--- Excerpted text ---
Upload Labeled Images to Object Detection Projects

Updated on 21 Dec 2024
7 Minutes to read

Print
Dark
Light
PDF

Article summary

Did you find this summary helpful?

Thank you for your feedback!

This article applies to these versions of LandingLens:

LandingLens	LandingLens on Snowflake
✓	✓ (see exceptions below)

If you have labeled images you want to upload to Object Detection projects, you can upload them in the Pascal VOC (Visual Object Classes) format. This format involves uploading the original (unlabeled) image and a corresponding XML file. The XML file contains the label (annotation) details of its paired image. The XML file essentially tells LandingLens where each label is on its associated image and what the name of the class is.

The image and XML file must have the same file name (with different extensions). For example:

vehicle_123.png
vehicle_123.xml

Note:

If you're using LandingLens on Snowflake, uploading Pascal VOC files is not supported when loading images from Snowflake stages. You can still upload the files from a hard drive.

Pascal VOC XML Files

When you upload an image and its corresponding XML file to an Object Detection project in LandingLens, the XML file must follow the format of the following code sample:

<?xml version='1.0' encoding='UTF-8'?>
<annotation>
  <object>
    <pose>Unspecified</pose>
    <occluded>0</occluded>
    <difficult>0</difficult>
    <truncated>0</truncated>
    <name>Diamond</name>
    <labeler>0f7936ab-7025-482f-9812-4d9c778e00f6</labeler>
    <bndbox>
      <xmax>926</xmax>
      <xmin>652</xmin>
      <ymax>3046</ymax>
      <ymin>2808</ymin>
    </bndbox>
  </object>
</annotation>

Pascal VOC Elements

The following table explains the elements in the Pascal VOC XML file.
--- Given information ---
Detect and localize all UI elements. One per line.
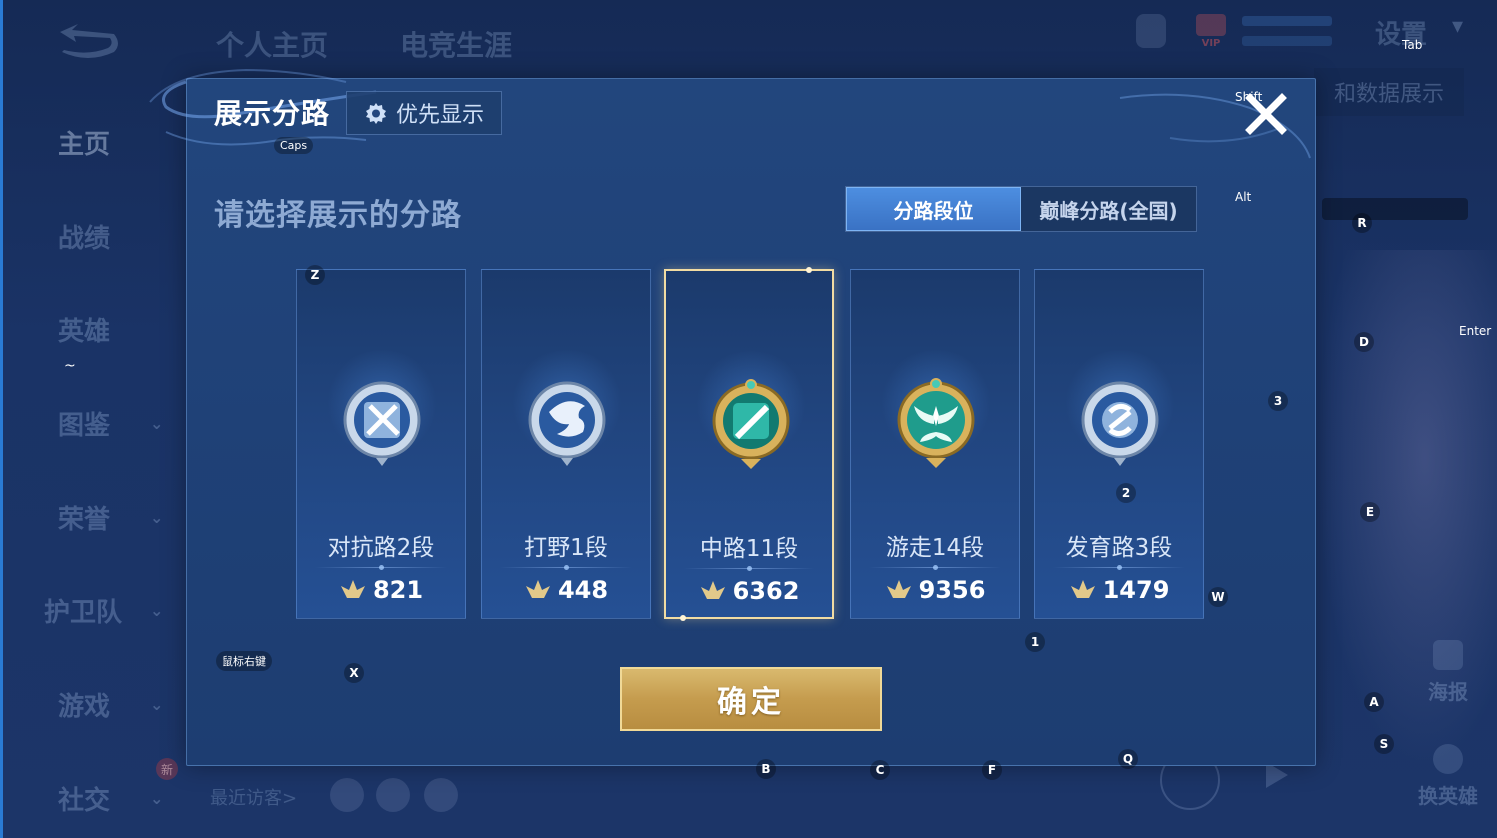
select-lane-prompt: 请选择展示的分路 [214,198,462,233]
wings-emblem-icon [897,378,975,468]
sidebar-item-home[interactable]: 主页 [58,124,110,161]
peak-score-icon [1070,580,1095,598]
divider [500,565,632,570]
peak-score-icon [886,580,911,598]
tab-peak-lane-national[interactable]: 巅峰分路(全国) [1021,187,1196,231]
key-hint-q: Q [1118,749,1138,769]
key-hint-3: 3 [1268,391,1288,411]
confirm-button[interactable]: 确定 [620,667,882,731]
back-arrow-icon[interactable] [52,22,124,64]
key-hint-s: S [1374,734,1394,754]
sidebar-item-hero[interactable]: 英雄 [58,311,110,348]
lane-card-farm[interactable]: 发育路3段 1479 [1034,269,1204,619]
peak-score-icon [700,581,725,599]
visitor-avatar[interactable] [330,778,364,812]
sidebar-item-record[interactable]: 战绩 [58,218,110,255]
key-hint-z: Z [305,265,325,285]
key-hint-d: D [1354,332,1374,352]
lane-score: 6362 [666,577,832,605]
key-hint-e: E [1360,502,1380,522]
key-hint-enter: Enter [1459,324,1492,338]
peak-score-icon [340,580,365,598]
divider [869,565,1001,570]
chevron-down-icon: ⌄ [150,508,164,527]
---
Tasks:
(a) From the XML code sample in the LandingLens upload article, list each element nested inside <bndbox> along with its value.
(b) Continue the LandingLens upload article on Pascal VOC files, starting after its final sentence.
These lines are separate material, apart from the LandingLens upload article.

The responses:
(a)
- xmax: 926
- xmin: 652
- ymax: 3046
- ymin: 2808

(b)
Element	Definition	Example
`<?xml version='1.0' encoding='UTF-8'?>`	The XML preamble that defines the XML standard and encoding method.	`<?xml version='1.0' encoding='UTF-8'?>`
`<annotation>`	This element wraps around all objects.	`<annotation>`
`<object>`	This element wraps around all elements that define the labeled object.	`<object>`
`<pose>`	Identifies if the image is skewed. The default value is `Unspecified`, which means that the image is not skewed.	`<pose>Unspecified</pose>`
`<occluded>`	Indicates if the labeled object overlaps another labeled object. Values: The labeled object is not overlapped: `0` The labeled object is overlapped: `-1`	`<occluded>0</occluded>`
`<difficult>`	Indicates if the object is easy to detect. Values: The object is easy to detect: `0` The object is difficult to detect: `-1`	`<difficult>0</difficult>`
`<truncated>`	Indicates if a bounding box doesn't include the full object. This could happen because the object isn't fully in the frame (ex: the object is a cat but it's only halfway in the picture) or because there is something in front of the object. Values: The bounding box includes the full object: `0` The bounding box does not include the full object: `-1`	`<truncated>0</truncated>`
`<name>`	The name of the class (label). When the image and the corresponding XML file are uploaded to LandingLens, LandingLens converts this name into a class.	`<name>Diamond</name>`
`<bndbox>`	This element wraps around the dimensions for the edges of the bounding box, which is the rectangle around the labeled object.	`<bndbox>`
`<xmax>`	The distance from the left edge of the image to the right side of the bounding box (in pixels).	`<xmax>1032</xmax>`
`<xmin>`	The distance from the left edge of the image to the left side of the bounding box (in pixels).	`<xmin>2085</xmin>`
`<ymax>`	The distance from the top of the image to the bottom side of the bounding box (in pixels).	`<ymax>2800</ymax>`
`<ymin>`	The distance from the top of the image to the top side of the bounding box (in pixels).	`<ymin>2396</ymin>`
`<filename>`	The file name and image file extension of the image.	`<filename>IMG_6397.jpg</filename>`
`<segmented>`	Indicates if any of the bounding boxes are not rectangles (for example if one is a hexagon). Values: All bounding boxes are rectangles: `0` At least one bounding box is not a rectangle: `-1`	`<segmented>0</segmented>`
`<size>`	This element wraps around the dimensions of the image.	`<size>`
`<height>`	The height of the image (in pixels).	`<height>4032</height>`
`<width>`	The width of the image (in pixels).	`<width>3024</width>`

Convert to Pascal VOC

If you have images annotated in a format that is NOT Pascal VOC, you can use the Python scripts in this section to convert from YOLO or COCO to Pascal VOC.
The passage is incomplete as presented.